In the listing that follows, count the lines holding the word "体育课留作业" and report only that number.

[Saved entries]
# # # # # # #

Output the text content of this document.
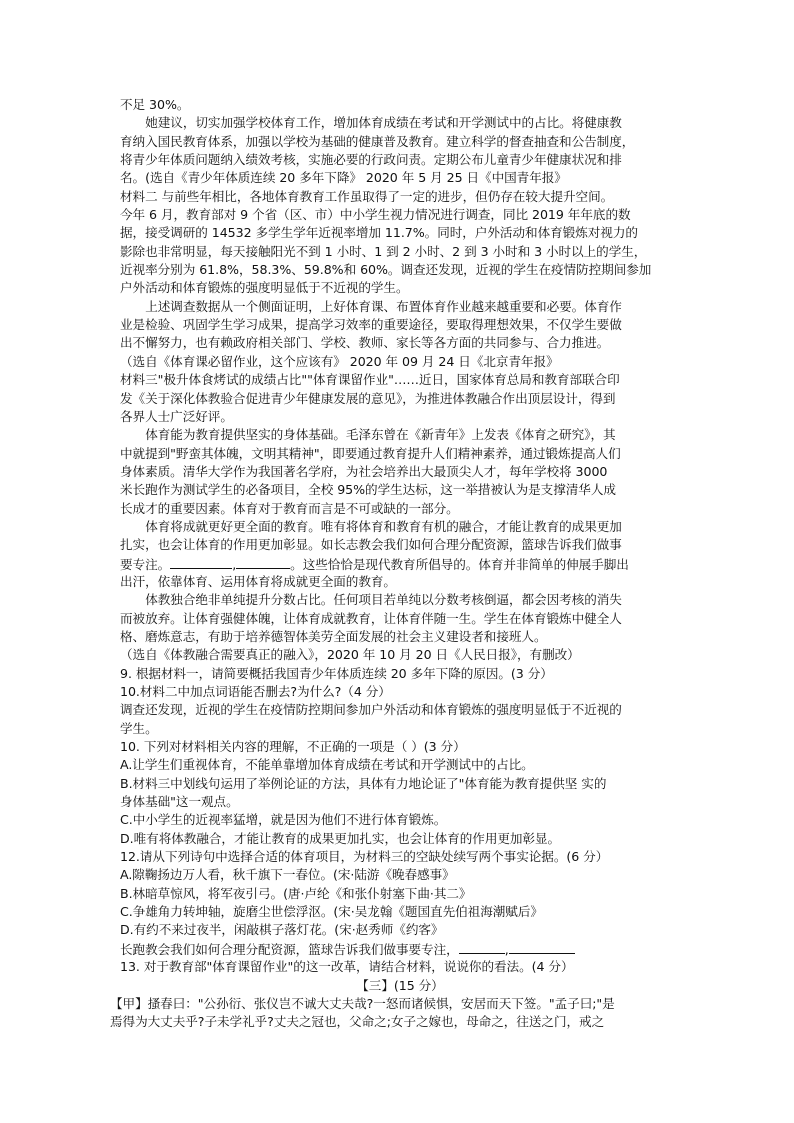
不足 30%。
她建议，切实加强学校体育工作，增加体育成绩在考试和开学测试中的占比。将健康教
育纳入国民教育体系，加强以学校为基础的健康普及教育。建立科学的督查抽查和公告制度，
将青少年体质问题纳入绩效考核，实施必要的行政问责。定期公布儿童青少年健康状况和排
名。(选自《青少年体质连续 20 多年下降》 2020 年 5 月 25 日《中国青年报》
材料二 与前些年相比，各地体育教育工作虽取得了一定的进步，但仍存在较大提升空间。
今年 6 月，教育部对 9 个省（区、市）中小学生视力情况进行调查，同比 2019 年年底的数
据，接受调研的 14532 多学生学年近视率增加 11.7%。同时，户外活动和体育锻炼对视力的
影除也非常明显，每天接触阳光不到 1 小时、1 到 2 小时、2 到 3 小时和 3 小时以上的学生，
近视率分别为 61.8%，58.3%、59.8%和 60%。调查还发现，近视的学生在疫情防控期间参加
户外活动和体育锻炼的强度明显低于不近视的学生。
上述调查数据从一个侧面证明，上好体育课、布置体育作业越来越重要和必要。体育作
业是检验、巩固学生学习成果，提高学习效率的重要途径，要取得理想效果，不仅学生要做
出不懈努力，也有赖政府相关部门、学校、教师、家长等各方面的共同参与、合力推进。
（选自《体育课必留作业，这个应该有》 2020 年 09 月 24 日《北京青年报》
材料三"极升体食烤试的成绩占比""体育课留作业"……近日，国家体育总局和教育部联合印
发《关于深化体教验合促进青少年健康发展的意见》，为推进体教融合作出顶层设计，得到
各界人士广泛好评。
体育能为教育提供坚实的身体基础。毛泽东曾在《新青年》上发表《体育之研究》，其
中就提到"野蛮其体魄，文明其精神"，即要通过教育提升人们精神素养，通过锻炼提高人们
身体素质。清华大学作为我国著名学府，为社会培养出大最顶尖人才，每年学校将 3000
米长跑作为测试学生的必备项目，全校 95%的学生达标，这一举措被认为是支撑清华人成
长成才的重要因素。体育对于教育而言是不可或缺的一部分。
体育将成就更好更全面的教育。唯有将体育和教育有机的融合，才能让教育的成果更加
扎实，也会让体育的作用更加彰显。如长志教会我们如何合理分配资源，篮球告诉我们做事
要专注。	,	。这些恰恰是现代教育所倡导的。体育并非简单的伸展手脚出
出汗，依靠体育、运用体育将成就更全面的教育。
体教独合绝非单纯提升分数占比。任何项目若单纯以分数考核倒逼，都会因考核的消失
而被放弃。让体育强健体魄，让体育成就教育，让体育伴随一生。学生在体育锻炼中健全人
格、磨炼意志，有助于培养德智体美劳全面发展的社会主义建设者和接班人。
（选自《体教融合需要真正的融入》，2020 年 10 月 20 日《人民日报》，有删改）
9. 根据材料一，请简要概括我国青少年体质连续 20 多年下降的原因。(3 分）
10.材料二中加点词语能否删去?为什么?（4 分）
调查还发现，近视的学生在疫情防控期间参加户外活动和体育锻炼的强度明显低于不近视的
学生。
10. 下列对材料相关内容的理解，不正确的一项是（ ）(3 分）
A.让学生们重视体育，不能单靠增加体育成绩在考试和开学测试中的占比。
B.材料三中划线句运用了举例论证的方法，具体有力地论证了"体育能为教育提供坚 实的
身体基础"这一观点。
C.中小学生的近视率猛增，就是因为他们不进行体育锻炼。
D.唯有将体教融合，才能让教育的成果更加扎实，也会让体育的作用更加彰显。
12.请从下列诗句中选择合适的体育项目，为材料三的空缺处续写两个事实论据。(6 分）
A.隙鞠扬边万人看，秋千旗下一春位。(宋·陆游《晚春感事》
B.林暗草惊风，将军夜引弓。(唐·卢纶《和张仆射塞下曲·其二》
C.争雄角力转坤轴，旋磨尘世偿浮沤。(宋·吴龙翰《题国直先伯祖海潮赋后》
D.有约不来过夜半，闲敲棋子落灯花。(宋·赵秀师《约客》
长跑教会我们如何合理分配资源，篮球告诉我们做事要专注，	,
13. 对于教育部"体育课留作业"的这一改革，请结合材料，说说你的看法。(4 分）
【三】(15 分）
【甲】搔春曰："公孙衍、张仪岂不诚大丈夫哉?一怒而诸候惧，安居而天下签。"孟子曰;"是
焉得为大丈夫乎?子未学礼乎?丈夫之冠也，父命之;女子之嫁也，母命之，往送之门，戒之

# # # # # # #

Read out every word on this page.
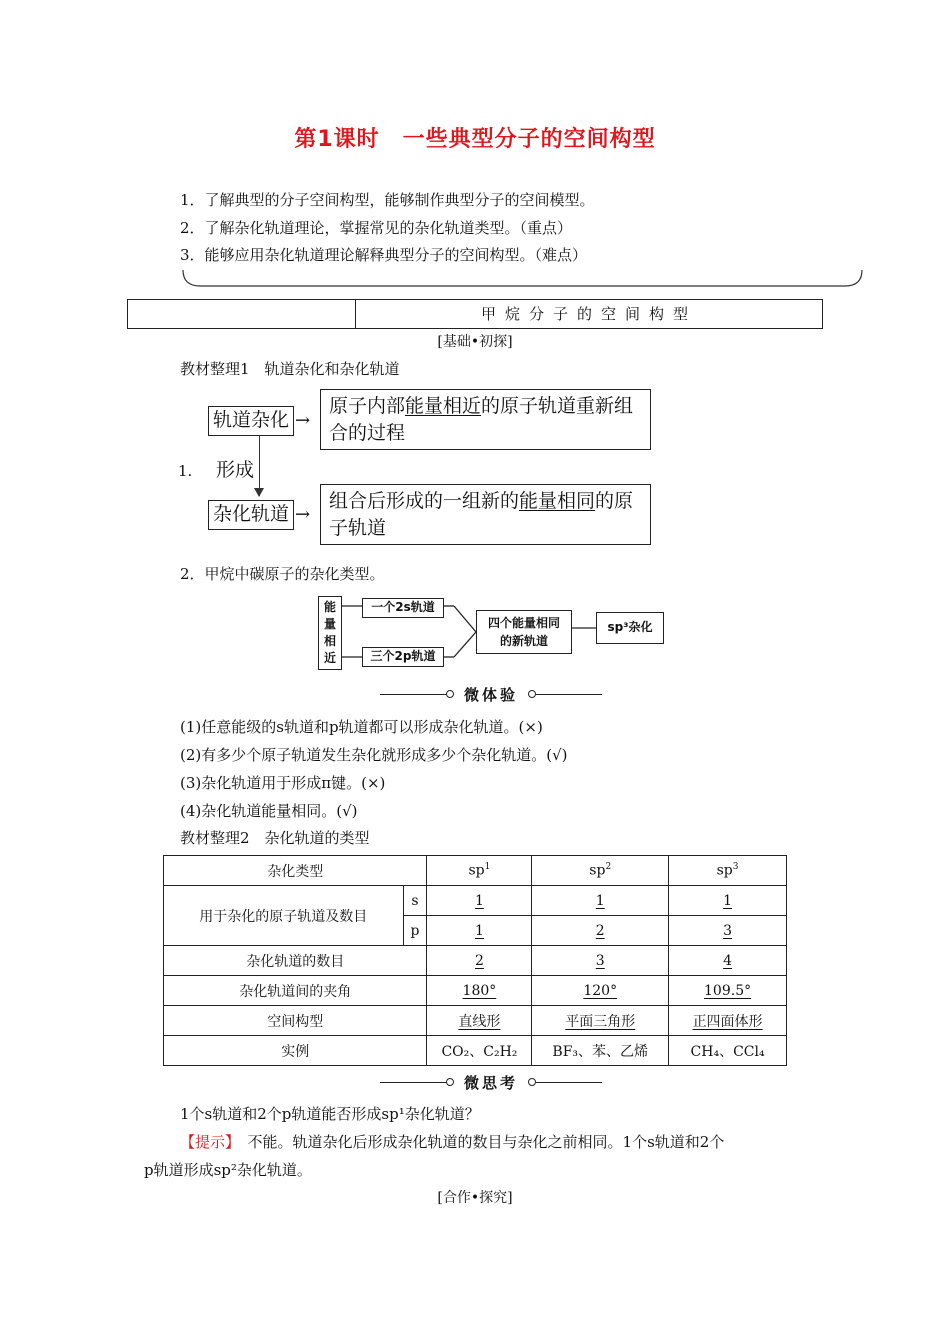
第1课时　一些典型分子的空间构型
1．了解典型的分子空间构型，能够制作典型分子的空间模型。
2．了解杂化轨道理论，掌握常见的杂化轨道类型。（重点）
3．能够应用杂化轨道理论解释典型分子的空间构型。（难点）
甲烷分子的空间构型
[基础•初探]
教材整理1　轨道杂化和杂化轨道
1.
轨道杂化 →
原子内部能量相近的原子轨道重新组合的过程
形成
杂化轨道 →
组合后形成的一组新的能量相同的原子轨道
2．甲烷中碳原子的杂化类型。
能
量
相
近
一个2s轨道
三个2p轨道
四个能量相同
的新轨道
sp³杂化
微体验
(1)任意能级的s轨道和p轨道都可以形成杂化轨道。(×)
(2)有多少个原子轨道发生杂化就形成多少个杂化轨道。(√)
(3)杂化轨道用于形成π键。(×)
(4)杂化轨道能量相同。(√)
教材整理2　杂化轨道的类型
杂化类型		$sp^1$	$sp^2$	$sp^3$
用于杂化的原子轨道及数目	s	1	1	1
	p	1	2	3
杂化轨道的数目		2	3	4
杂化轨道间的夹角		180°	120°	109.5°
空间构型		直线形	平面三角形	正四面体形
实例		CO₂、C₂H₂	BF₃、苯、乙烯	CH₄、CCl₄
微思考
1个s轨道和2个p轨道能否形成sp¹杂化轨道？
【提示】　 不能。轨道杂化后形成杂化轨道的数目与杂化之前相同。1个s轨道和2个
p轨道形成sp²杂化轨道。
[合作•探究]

# # # # # # #

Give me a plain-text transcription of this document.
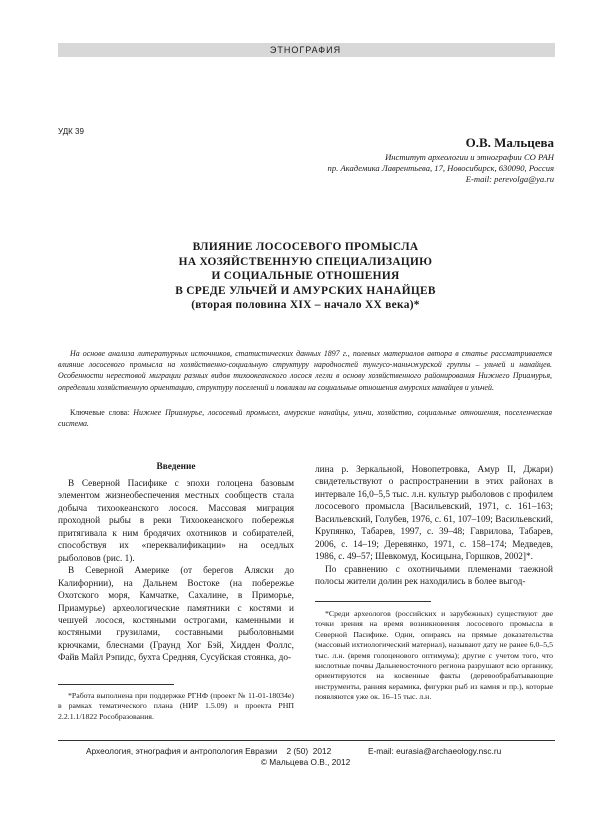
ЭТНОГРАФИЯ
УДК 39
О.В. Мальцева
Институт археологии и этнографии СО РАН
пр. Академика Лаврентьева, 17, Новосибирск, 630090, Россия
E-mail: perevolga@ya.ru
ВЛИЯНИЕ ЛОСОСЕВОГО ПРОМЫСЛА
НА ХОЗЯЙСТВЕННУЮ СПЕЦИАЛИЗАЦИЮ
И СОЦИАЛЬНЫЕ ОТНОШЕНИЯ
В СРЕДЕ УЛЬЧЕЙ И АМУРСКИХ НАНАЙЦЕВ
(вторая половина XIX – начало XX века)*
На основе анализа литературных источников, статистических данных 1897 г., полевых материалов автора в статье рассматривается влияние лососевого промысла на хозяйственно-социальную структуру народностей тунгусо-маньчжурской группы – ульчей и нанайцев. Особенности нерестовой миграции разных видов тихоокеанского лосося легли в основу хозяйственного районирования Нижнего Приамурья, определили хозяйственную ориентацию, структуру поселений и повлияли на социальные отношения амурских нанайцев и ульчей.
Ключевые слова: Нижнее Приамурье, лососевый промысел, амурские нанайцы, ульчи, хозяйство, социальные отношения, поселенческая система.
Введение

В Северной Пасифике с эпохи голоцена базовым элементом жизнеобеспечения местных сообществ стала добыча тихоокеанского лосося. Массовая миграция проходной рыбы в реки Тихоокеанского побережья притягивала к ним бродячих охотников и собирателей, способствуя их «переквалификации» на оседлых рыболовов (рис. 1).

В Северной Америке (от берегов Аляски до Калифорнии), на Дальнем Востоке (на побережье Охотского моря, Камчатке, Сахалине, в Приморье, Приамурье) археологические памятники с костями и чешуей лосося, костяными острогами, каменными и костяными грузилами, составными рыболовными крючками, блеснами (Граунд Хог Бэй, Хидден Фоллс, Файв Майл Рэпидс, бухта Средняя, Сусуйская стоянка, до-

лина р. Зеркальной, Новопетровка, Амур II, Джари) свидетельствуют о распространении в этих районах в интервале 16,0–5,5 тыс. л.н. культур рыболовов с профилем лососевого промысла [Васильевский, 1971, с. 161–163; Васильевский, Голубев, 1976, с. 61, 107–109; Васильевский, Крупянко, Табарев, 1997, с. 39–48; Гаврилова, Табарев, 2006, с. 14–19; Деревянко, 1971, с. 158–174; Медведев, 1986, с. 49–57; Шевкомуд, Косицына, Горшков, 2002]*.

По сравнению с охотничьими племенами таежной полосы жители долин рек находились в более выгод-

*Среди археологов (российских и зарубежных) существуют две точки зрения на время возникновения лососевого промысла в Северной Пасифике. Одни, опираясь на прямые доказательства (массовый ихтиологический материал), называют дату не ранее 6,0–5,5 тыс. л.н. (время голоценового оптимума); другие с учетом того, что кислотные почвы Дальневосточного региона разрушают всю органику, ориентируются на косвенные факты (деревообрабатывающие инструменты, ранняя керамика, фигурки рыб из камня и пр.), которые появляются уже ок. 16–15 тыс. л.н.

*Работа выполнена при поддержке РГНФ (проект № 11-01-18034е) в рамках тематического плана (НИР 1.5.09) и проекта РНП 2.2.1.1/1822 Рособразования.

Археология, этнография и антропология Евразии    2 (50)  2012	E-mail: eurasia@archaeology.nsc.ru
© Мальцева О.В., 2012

# # # # # # #

FINAL RESULT = 2